# PROBLEM DESCRIPTION:
Every line below that holds the string "andra" must be copied.

# DATASET EXTRACT:

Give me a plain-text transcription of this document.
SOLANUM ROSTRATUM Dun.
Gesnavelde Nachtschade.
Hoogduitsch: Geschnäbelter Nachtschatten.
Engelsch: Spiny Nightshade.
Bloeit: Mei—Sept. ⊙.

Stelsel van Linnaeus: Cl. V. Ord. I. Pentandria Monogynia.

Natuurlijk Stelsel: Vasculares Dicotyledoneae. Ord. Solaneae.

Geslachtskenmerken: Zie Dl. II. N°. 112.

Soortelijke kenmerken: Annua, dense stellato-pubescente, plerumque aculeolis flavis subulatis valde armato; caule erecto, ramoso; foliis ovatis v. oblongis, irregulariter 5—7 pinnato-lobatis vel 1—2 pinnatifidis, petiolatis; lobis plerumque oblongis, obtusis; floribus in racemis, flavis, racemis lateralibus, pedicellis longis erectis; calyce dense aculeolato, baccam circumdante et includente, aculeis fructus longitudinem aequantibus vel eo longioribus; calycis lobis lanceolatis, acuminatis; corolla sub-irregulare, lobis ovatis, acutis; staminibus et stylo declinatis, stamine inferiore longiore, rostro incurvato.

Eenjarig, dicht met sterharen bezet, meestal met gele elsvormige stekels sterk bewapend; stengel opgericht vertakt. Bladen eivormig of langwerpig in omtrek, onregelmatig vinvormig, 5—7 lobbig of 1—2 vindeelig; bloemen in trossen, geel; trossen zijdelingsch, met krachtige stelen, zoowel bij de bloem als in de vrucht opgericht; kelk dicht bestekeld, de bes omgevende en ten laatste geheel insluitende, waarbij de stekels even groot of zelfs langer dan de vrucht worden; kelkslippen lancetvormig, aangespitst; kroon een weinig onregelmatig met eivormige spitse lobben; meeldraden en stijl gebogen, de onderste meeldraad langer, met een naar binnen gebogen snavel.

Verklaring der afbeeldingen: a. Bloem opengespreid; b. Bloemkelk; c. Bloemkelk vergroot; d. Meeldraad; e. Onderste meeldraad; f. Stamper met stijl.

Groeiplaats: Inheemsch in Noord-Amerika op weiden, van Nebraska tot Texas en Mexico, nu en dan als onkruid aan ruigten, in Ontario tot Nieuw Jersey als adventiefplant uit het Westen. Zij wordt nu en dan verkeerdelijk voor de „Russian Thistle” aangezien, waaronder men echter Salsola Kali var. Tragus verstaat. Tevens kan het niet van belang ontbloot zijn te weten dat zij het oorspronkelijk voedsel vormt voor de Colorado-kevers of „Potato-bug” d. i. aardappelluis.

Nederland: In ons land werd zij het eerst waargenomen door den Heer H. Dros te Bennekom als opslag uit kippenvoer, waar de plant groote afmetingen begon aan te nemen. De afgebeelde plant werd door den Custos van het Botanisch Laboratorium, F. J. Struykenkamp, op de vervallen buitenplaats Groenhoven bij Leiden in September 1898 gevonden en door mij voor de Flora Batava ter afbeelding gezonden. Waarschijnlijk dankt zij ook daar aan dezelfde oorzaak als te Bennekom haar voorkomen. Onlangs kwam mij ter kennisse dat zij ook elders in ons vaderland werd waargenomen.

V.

--

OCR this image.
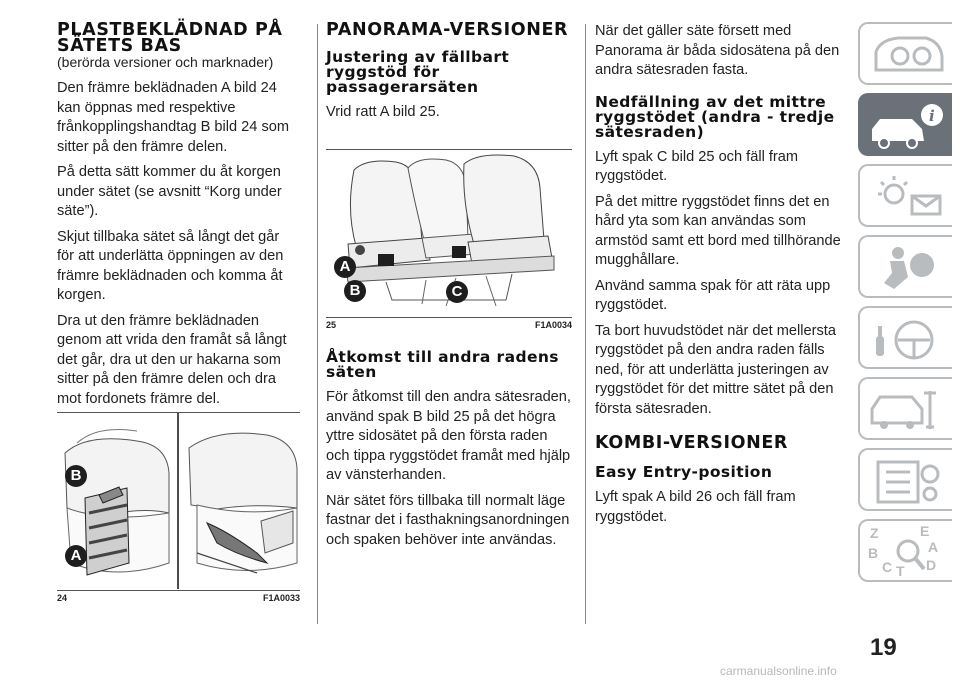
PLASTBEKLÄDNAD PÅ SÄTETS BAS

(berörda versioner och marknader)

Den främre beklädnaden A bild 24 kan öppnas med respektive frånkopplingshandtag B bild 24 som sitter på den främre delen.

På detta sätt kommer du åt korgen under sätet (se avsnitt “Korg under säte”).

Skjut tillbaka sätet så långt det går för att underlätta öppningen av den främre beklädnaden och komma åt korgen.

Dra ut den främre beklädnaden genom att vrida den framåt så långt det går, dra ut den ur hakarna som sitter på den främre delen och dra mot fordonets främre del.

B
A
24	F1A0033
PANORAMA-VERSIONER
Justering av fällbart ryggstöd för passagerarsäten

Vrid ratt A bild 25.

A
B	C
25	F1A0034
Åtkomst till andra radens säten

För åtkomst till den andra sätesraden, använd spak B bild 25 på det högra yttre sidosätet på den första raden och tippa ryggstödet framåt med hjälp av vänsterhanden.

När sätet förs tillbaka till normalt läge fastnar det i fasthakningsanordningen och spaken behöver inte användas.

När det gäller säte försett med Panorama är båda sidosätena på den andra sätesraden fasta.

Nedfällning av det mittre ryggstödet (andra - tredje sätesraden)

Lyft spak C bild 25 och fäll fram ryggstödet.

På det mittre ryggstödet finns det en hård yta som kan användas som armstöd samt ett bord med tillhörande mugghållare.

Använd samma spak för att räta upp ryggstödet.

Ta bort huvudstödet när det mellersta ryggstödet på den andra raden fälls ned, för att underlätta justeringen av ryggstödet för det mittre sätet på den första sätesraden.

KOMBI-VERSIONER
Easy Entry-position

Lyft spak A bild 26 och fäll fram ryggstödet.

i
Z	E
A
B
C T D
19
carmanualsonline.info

# COMPLETED TASK:
Åtkomst till andra radens säten
För åtkomst till den andra sätesraden, använd spak B bild 25 på det högra yttre sidosätet på den första raden och tippa ryggstödet framåt med hjälp av vänsterhanden.
När det gäller säte försett med Panorama är båda sidosätena på den andra sätesraden fasta.
Nedfällning av det mittre ryggstödet (andra - tredje sätesraden)
Ta bort huvudstödet när det mellersta ryggstödet på den andra raden fälls ned, för att underlätta justeringen av ryggstödet för det mittre sätet på den första sätesraden.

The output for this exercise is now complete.